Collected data
=-=-=
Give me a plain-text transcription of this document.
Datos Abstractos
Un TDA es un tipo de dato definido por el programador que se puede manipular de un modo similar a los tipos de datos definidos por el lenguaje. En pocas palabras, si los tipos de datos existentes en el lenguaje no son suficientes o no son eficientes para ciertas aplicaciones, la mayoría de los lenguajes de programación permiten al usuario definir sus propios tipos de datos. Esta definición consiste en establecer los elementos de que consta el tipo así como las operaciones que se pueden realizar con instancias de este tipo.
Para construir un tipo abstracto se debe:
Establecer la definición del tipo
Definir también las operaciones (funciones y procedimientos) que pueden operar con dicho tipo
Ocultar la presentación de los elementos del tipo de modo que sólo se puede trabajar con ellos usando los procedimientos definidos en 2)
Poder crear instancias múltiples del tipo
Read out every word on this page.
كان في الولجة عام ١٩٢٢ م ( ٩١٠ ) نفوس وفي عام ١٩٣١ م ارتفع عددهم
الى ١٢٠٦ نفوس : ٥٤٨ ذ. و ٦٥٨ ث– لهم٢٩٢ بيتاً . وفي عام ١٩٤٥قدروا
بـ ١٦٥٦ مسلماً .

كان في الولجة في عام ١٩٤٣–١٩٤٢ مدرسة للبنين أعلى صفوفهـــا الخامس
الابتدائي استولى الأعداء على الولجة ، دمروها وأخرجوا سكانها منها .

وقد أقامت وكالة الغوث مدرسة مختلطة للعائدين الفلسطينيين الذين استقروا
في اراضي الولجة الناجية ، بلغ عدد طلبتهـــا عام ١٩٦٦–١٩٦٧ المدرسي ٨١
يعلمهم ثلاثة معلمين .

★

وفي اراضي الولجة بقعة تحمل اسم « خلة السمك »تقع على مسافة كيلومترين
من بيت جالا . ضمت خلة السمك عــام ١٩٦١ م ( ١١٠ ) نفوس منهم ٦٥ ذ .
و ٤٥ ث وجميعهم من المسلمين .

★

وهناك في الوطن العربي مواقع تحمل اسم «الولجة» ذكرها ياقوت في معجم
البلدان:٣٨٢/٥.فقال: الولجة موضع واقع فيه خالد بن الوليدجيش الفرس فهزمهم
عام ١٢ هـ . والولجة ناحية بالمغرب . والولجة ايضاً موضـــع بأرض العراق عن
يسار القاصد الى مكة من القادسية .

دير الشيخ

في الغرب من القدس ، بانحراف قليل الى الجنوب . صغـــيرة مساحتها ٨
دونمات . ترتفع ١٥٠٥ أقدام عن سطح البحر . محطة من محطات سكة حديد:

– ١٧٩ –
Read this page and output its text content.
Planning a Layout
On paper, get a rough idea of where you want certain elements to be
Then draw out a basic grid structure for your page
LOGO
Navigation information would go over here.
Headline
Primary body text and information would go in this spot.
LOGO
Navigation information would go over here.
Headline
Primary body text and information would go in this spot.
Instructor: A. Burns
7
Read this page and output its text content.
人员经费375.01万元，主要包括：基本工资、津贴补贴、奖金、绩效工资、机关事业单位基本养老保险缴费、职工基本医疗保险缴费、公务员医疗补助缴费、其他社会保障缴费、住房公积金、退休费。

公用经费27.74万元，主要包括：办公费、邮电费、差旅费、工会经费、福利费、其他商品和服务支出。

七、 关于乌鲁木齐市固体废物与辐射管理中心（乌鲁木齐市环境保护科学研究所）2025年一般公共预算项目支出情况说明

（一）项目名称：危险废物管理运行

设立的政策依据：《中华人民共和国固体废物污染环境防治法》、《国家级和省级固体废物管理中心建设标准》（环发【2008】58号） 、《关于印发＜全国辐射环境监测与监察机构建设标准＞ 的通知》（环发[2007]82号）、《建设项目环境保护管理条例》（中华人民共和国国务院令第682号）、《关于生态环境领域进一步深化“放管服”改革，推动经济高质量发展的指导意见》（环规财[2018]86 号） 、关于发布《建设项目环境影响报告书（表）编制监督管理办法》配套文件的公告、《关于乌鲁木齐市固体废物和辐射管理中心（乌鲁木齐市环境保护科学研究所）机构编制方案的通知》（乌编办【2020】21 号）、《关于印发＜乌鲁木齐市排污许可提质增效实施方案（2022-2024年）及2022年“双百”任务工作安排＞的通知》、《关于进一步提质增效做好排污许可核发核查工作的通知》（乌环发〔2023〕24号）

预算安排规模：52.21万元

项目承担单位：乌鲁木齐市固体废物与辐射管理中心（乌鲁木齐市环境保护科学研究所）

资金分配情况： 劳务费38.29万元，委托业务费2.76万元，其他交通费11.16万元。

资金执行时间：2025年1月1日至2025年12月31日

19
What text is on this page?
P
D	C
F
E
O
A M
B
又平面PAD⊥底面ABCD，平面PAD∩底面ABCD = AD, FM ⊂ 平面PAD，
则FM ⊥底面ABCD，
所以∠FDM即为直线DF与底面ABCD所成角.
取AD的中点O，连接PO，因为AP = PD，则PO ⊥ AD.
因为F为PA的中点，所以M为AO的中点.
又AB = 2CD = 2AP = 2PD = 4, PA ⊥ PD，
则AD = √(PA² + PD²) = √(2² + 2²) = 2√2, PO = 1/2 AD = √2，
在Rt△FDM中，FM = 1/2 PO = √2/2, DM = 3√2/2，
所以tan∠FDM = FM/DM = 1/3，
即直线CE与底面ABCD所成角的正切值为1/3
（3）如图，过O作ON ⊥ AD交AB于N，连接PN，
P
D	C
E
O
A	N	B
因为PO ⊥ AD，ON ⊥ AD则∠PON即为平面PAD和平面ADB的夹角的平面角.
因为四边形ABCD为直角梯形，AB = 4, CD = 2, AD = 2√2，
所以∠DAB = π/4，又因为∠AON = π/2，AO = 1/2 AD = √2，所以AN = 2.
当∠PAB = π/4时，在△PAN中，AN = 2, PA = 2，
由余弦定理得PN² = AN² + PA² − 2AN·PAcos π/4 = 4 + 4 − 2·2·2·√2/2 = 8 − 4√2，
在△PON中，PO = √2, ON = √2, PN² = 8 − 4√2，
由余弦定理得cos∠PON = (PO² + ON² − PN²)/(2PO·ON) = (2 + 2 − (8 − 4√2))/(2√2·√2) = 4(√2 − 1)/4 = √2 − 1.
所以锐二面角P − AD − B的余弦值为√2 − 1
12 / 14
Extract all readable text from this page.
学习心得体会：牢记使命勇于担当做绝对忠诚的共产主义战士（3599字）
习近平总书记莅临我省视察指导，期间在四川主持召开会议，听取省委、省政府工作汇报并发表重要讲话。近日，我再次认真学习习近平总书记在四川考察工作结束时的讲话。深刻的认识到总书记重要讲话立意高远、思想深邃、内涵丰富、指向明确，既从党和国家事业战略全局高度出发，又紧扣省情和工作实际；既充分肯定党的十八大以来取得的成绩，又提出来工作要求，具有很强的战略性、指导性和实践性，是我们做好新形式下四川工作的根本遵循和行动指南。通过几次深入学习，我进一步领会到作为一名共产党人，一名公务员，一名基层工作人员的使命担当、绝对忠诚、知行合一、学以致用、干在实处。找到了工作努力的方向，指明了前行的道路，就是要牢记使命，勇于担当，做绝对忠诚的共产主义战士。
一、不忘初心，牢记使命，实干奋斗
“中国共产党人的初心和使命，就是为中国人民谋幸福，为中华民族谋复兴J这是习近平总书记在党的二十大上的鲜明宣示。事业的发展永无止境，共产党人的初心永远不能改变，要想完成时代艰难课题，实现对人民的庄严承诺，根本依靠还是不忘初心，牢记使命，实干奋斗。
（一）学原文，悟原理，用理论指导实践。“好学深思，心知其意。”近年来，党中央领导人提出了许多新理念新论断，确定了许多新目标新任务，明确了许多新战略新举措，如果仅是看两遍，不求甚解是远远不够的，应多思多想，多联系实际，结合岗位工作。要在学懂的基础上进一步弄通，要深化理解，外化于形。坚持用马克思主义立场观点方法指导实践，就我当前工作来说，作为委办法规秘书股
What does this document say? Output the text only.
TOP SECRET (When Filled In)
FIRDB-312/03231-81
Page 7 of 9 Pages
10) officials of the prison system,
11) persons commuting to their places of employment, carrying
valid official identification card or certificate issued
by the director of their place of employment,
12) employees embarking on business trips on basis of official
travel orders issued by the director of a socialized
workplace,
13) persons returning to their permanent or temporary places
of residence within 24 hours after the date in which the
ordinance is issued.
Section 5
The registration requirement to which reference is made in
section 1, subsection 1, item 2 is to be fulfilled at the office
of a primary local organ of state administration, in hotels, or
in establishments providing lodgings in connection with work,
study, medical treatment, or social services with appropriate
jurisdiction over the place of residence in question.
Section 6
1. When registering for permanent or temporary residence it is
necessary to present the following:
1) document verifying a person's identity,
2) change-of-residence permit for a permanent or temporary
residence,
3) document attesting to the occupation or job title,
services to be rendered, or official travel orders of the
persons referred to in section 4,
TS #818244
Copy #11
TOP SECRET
=-=-=
# Stated exercise
Copy, from the material, each line that holds the string "السمك".

# Response to the task
وفي اراضي الولجة بقعة تحمل اسم « خلة السمك »تقع على مسافة كيلومترين
من بيت جالا . ضمت خلة السمك عــام ١٩٦١ م ( ١١٠ ) نفوس منهم ٦٥ ذ .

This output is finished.